(Stated problem): In the listing below, pick out lines with "nhouses".

(Items from a figure collection)
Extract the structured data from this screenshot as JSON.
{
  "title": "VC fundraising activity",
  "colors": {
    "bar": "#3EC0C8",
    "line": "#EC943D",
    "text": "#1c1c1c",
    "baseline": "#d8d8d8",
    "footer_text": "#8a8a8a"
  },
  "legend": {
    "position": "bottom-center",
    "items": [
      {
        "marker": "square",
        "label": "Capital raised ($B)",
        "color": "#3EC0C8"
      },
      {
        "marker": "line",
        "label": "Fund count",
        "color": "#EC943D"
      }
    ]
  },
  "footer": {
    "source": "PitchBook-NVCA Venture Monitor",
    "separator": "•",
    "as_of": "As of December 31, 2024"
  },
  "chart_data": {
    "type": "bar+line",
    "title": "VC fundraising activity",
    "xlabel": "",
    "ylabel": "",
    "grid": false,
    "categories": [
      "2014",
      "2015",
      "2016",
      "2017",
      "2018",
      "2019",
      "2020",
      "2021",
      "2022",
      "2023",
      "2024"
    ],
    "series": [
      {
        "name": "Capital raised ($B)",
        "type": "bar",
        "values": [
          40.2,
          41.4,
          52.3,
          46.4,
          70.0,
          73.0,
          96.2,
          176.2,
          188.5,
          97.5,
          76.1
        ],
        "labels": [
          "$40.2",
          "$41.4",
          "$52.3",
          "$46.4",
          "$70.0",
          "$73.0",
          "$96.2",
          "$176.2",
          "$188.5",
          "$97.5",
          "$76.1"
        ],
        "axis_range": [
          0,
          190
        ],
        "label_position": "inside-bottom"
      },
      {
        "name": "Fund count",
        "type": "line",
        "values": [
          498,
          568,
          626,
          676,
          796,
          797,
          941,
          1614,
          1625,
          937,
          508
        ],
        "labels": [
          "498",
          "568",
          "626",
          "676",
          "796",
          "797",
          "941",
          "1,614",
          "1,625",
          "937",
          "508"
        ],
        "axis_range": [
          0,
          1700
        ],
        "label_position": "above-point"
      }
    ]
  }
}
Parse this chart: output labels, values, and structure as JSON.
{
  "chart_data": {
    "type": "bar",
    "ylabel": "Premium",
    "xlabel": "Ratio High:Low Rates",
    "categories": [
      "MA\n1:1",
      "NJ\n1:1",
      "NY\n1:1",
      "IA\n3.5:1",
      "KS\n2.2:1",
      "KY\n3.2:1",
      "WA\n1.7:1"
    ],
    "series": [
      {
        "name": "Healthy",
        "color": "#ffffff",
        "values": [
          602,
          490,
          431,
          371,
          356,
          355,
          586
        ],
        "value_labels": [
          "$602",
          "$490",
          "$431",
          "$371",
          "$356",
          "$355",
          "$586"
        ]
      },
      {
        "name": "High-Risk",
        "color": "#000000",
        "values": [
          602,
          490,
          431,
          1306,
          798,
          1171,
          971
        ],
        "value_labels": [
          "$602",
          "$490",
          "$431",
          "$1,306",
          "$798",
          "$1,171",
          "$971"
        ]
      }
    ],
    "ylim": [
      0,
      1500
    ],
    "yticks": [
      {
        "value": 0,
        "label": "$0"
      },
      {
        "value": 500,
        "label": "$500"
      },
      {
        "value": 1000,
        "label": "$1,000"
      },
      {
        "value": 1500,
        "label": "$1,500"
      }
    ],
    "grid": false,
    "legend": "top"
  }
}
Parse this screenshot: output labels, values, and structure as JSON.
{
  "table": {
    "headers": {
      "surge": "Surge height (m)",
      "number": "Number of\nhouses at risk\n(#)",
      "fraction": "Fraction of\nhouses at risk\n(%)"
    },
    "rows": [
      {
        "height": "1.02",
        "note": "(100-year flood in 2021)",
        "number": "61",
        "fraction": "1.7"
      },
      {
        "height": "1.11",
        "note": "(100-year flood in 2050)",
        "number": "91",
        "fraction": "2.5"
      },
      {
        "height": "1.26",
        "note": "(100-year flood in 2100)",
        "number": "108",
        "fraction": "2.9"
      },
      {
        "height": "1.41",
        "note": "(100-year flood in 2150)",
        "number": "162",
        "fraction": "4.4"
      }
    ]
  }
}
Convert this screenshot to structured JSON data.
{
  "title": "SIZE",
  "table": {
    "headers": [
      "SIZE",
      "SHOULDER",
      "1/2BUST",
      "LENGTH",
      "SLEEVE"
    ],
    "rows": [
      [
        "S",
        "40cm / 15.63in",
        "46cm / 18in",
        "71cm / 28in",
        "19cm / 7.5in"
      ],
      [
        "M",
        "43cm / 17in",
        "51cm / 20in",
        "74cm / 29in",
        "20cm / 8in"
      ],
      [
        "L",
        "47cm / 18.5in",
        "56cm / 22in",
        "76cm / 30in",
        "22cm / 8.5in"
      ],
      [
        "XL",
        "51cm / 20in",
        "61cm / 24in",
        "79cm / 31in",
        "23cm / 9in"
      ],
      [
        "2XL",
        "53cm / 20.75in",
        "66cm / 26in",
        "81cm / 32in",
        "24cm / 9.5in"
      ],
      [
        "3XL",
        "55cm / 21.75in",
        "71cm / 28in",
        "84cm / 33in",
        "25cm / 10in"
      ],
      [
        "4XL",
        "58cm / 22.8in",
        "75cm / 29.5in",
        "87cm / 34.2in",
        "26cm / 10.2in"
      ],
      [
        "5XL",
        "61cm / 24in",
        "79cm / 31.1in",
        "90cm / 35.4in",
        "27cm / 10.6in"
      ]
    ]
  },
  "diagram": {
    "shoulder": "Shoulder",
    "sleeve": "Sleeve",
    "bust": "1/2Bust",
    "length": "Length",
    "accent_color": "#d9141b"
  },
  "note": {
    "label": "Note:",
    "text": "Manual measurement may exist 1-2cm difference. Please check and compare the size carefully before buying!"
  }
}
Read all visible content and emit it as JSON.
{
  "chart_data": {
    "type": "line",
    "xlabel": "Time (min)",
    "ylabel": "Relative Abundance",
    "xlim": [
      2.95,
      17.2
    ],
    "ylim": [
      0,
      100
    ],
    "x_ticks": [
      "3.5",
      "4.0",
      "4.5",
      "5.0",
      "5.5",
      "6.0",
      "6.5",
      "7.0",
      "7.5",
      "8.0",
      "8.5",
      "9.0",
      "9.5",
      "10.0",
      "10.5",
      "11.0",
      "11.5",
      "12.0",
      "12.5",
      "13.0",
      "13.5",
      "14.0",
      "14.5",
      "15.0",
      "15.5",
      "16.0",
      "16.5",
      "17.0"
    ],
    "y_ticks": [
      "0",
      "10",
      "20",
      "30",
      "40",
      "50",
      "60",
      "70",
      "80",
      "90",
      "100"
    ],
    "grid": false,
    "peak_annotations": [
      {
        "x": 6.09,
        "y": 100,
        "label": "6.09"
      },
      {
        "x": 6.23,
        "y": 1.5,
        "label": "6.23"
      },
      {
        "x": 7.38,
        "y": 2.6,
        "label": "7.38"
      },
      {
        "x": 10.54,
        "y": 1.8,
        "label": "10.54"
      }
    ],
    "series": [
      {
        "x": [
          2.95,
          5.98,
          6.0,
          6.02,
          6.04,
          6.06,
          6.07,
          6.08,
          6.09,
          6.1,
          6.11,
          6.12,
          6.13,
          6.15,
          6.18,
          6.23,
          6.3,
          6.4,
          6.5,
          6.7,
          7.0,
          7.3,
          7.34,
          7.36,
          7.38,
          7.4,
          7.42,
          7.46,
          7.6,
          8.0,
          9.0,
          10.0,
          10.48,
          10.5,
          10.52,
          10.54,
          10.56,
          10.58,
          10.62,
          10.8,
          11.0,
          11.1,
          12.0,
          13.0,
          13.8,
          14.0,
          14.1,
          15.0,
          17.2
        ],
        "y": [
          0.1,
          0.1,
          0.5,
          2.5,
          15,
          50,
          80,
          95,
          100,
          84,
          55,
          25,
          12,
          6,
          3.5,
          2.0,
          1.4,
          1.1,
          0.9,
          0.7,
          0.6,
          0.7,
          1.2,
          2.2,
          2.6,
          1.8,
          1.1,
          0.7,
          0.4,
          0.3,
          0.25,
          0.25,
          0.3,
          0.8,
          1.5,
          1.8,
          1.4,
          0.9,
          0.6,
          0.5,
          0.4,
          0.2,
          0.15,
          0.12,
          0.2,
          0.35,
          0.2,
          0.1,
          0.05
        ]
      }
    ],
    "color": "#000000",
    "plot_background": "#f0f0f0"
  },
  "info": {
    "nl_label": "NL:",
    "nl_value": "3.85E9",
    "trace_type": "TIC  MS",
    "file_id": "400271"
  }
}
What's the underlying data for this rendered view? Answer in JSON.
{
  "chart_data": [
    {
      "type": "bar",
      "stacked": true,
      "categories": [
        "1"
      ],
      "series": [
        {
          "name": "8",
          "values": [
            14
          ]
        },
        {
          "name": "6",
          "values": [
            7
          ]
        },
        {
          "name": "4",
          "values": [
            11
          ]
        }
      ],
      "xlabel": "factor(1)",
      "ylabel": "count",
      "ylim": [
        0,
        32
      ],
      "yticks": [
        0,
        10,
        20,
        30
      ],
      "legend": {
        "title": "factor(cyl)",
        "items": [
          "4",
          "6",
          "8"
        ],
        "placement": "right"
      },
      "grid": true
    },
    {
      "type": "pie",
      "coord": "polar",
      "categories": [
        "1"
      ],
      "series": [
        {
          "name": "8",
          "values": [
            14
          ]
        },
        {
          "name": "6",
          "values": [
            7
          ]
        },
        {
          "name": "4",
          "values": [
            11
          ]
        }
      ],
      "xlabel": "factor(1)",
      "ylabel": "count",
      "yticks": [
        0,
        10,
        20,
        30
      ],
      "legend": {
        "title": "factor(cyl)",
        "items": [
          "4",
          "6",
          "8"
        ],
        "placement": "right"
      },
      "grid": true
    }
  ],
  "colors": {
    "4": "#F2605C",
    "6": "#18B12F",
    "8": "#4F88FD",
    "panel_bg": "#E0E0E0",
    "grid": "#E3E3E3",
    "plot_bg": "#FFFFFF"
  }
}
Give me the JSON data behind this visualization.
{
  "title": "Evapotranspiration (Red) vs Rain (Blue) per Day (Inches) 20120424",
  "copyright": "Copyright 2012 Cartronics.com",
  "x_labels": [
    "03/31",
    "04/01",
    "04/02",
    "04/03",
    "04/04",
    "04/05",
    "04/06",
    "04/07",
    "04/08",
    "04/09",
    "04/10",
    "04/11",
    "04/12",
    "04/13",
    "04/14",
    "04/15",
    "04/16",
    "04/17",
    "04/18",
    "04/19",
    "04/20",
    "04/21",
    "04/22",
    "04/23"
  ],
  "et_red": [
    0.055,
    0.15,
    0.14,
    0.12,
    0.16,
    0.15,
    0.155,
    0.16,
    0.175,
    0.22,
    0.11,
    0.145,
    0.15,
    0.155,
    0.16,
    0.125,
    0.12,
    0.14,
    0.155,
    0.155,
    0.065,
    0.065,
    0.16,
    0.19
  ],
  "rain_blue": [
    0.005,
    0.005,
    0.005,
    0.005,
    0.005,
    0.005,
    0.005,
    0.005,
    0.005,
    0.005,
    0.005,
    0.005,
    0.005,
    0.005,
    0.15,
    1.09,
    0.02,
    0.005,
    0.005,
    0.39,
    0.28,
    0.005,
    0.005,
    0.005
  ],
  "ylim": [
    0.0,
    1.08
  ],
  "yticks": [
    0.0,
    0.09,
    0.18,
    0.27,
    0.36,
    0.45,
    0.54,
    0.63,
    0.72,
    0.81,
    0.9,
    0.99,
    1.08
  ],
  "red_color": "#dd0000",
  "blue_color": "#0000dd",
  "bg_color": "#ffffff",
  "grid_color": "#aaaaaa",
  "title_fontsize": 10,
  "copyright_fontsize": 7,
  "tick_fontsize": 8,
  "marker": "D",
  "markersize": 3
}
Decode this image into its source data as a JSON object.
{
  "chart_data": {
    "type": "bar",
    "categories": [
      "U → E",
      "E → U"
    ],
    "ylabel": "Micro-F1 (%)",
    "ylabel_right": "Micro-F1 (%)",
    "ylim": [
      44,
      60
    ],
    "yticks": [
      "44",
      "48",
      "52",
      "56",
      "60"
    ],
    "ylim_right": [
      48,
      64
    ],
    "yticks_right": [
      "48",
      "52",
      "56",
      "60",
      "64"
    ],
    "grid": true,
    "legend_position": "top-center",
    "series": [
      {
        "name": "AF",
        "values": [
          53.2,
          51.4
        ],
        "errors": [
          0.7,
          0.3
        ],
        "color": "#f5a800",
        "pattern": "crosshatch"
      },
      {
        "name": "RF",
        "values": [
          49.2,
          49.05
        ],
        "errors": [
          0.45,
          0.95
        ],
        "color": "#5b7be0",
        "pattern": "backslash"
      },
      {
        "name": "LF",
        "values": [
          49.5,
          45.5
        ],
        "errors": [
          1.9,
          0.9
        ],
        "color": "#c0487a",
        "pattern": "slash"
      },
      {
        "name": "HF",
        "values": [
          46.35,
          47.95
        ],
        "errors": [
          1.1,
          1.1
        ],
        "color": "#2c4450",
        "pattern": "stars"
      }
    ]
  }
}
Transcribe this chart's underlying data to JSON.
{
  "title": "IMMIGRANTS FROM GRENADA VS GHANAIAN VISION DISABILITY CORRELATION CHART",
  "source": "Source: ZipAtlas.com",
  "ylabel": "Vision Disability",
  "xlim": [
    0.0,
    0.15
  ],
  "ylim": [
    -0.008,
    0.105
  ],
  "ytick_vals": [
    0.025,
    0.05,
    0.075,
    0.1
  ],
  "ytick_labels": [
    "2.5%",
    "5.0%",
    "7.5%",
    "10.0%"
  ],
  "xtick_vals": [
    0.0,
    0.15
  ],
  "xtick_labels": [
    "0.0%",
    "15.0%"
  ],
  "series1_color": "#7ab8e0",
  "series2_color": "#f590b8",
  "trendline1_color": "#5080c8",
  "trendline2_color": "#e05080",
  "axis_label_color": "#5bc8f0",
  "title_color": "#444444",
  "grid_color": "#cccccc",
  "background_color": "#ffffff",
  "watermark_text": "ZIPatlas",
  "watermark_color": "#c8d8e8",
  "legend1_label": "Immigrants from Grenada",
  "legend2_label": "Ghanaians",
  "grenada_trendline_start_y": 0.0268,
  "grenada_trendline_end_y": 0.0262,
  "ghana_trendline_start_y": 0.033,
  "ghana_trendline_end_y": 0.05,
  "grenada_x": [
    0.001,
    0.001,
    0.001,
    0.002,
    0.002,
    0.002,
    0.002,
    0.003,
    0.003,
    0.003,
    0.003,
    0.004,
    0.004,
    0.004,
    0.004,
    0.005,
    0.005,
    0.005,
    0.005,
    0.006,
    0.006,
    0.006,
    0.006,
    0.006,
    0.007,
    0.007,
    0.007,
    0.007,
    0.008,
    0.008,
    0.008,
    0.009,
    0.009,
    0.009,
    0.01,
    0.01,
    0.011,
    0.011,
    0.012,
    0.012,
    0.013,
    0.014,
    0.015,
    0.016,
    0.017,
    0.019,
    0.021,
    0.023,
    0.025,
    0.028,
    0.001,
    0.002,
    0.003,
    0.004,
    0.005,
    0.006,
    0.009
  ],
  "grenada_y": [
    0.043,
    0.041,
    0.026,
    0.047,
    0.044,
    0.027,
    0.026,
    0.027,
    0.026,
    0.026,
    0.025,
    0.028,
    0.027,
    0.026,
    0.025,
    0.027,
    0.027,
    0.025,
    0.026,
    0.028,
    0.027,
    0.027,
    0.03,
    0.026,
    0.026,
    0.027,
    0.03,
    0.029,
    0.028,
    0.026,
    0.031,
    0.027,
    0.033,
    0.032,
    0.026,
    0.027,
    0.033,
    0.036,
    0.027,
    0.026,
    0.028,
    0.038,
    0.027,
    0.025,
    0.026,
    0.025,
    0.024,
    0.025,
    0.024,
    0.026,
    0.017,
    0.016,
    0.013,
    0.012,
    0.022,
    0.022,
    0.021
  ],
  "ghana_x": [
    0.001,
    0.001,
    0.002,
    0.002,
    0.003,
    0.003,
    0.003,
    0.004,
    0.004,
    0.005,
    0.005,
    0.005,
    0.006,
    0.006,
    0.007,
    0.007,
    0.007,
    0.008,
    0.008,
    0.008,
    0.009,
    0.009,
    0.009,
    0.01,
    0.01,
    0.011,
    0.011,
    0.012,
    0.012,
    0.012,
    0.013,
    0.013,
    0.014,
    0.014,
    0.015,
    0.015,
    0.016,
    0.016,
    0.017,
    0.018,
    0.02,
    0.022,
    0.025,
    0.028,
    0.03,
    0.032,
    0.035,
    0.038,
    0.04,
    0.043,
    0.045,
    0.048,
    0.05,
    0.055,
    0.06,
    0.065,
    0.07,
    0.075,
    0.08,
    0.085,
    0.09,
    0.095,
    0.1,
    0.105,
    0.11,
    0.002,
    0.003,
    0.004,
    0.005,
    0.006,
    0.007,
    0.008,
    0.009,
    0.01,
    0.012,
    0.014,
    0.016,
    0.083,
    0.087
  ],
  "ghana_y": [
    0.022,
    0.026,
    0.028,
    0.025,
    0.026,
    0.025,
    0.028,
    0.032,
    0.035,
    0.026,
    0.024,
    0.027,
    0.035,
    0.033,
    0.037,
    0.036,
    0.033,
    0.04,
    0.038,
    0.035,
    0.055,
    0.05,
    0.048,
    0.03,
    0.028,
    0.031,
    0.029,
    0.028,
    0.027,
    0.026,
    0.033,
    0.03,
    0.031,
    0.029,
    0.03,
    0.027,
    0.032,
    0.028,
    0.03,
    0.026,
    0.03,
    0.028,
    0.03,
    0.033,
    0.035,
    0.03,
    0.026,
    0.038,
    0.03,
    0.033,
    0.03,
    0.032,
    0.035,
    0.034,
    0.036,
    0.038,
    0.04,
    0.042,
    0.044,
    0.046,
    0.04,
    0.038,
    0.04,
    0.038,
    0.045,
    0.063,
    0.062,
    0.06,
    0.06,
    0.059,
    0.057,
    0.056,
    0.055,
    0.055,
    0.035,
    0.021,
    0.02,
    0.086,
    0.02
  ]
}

(Final result):
      "number": "Number of\nhouses at risk\n(#)",
      "fraction": "Fraction of\nhouses at risk\n(%)"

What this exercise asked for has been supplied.